• _Task requirements_
All entries are to be given again verbatim.

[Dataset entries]
--------------------

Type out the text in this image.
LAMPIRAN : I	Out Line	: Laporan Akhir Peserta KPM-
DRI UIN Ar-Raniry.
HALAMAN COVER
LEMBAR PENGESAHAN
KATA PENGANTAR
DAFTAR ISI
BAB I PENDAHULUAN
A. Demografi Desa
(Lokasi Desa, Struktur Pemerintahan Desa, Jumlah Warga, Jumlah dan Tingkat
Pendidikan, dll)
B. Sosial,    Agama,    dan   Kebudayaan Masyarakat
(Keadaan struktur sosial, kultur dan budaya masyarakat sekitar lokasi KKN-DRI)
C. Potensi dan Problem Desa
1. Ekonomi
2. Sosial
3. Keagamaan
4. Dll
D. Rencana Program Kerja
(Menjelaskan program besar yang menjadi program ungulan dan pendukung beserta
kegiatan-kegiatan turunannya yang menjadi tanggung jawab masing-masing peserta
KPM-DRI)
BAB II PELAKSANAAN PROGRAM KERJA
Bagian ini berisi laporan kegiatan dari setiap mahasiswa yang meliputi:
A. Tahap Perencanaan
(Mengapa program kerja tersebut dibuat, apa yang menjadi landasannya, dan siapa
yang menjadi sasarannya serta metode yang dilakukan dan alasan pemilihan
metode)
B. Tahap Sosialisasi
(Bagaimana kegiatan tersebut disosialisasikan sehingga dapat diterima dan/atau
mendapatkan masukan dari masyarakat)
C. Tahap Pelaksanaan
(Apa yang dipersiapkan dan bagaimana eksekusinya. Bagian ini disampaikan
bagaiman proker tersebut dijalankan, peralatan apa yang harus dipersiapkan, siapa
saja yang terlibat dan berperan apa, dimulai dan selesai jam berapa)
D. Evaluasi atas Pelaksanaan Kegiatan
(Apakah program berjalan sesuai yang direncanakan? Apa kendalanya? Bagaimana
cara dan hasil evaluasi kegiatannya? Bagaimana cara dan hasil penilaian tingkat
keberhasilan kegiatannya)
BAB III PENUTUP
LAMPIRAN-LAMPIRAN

--------------------

• _Answer to the problem_
Type out the text in this image.
LAMPIRAN : I	Out Line	: Laporan Akhir Peserta KPM-
DRI UIN Ar-Raniry.
HALAMAN COVER
LEMBAR PENGESAHAN
KATA PENGANTAR
DAFTAR ISI
BAB I PENDAHULUAN
A. Demografi Desa
(Lokasi Desa, Struktur Pemerintahan Desa, Jumlah Warga, Jumlah dan Tingkat
Pendidikan, dll)
B. Sosial,    Agama,    dan   Kebudayaan Masyarakat
(Keadaan struktur sosial, kultur dan budaya masyarakat sekitar lokasi KKN-DRI)
C. Potensi dan Problem Desa
1. Ekonomi
2. Sosial
3. Keagamaan
4. Dll
D. Rencana Program Kerja
(Menjelaskan program besar yang menjadi program ungulan dan pendukung beserta
kegiatan-kegiatan turunannya yang menjadi tanggung jawab masing-masing peserta
KPM-DRI)
BAB II PELAKSANAAN PROGRAM KERJA
Bagian ini berisi laporan kegiatan dari setiap mahasiswa yang meliputi:
A. Tahap Perencanaan
(Mengapa program kerja tersebut dibuat, apa yang menjadi landasannya, dan siapa
yang menjadi sasarannya serta metode yang dilakukan dan alasan pemilihan
metode)
B. Tahap Sosialisasi
(Bagaimana kegiatan tersebut disosialisasikan sehingga dapat diterima dan/atau
mendapatkan masukan dari masyarakat)
C. Tahap Pelaksanaan
(Apa yang dipersiapkan dan bagaimana eksekusinya. Bagian ini disampaikan
bagaiman proker tersebut dijalankan, peralatan apa yang harus dipersiapkan, siapa
saja yang terlibat dan berperan apa, dimulai dan selesai jam berapa)
D. Evaluasi atas Pelaksanaan Kegiatan
(Apakah program berjalan sesuai yang direncanakan? Apa kendalanya? Bagaimana
cara dan hasil evaluasi kegiatannya? Bagaimana cara dan hasil penilaian tingkat
keberhasilan kegiatannya)
BAB III PENUTUP
LAMPIRAN-LAMPIRAN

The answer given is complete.